*** Opening of TEXT FOR ANALYSIS ***
And on fundamentalism:
Fundamentalism is a sickness that exists in all religions. We Catholics have some, not just some, so many, who believe they have the absolute truth and they move forward with calumnies, with defamation and they hurt, they hurt. And, I say this because it’s my Church, also us, all of us. It must be combatted. Religious fundamentalism isn’t religious. Why? Because God is lacking. It’s idolatrous, as money is idolatrous. Making politics in the sense of convincing these people who have this tendency is a politics that we religious leaders must make, but fundamentalism that ends up always in tragedy or in crime, in a bad thing comes about in all religions a little bit.
He said that Muslims had many constructive virtues, including prayer, fasting and religious values, and that a religion could not be held responsible because "there are some, or even many, fundamentalist groups at a certain point in history." He said Christians, too, needed to ask forgiveness for the religious wars carried out in their name.
*** Close of TEXT FOR ANALYSIS ***
*** Opening of AVAILABLE DATA ***
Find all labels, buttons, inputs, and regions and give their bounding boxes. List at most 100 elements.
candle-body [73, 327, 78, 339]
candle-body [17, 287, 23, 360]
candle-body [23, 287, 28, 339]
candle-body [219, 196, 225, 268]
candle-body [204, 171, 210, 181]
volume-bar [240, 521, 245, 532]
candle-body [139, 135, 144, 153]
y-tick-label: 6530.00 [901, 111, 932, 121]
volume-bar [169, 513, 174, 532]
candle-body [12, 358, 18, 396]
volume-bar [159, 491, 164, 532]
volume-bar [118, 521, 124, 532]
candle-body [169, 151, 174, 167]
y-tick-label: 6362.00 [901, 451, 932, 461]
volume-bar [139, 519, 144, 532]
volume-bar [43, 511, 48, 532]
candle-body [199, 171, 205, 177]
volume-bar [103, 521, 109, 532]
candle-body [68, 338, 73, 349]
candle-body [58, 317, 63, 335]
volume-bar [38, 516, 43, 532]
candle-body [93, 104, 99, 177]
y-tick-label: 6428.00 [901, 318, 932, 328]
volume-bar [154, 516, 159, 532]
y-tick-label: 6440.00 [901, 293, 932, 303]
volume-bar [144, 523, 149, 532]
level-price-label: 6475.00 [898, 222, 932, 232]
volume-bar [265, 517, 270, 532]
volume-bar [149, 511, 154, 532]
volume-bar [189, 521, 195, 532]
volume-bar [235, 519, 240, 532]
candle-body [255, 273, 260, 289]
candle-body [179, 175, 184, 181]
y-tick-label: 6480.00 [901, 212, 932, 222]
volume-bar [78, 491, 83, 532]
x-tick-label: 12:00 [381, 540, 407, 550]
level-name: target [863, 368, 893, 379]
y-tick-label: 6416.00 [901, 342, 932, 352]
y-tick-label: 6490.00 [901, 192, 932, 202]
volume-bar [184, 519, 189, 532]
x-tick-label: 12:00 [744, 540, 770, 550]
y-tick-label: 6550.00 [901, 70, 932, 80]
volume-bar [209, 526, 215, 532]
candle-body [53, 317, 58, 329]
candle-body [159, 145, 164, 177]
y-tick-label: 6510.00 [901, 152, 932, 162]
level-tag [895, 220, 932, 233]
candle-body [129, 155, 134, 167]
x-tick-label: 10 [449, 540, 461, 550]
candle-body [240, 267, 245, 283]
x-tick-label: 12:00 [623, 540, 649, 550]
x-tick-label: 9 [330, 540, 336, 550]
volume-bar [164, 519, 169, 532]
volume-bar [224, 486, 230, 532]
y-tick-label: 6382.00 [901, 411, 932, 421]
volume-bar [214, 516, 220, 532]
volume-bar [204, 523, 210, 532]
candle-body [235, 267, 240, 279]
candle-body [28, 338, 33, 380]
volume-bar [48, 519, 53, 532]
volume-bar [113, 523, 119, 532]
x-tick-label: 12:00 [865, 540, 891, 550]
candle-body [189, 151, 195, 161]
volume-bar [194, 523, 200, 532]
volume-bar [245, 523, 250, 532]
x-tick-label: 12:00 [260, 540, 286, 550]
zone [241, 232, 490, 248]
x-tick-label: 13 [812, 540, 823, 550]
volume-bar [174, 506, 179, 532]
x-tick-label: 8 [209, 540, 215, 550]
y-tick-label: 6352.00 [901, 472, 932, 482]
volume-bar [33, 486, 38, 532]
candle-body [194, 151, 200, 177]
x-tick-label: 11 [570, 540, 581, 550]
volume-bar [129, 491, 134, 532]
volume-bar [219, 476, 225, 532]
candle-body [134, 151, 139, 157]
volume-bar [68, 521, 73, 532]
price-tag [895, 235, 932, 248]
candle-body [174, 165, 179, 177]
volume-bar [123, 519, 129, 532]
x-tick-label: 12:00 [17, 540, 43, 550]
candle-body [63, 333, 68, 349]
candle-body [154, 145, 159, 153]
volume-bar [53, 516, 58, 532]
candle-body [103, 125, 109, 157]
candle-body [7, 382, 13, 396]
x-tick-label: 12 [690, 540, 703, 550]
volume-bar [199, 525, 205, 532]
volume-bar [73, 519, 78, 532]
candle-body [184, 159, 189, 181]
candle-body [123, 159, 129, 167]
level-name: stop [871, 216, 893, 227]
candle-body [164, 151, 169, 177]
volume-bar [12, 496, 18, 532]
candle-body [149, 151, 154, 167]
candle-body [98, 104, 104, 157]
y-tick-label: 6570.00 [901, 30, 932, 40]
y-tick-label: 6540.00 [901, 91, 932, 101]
*** Close of AVAILABLE DATA ***
# [EXERCISE REQUIREMENTS]
a) According to the text on fundamentalism, why is religious fundamentalism not religious?
b) Continue the text on fundamentalism from its final sentence.

# [EXERCISE RESPONSES]
a) Because God is lacking.

b)
But they have virtues, one can dialogue with them. Today I was at a mosque, an Imam prayed with me, he wanted to go around the small stadium with me in the popemobile, where there were many who couldn’t enter, and in the popemobile there was the Pope and an Imam. It was possible to speak. As everywhere, there are people with religious values, there are people who don’t...how many wars, not only religious, wars we Christians have made. It wasn’t the Muslims who did the Sack of Rome. They have virtues.
Asked about future trips, he said February's to Mexico had not been finalised but would involve going to the Basilica of Guadalupe in Mexico City, before going south to Chiapas and then to Morelia and Ciudad Juárez.He added that trips at his age were not "healthy"."One can survive them but they are leaving their mark," he said.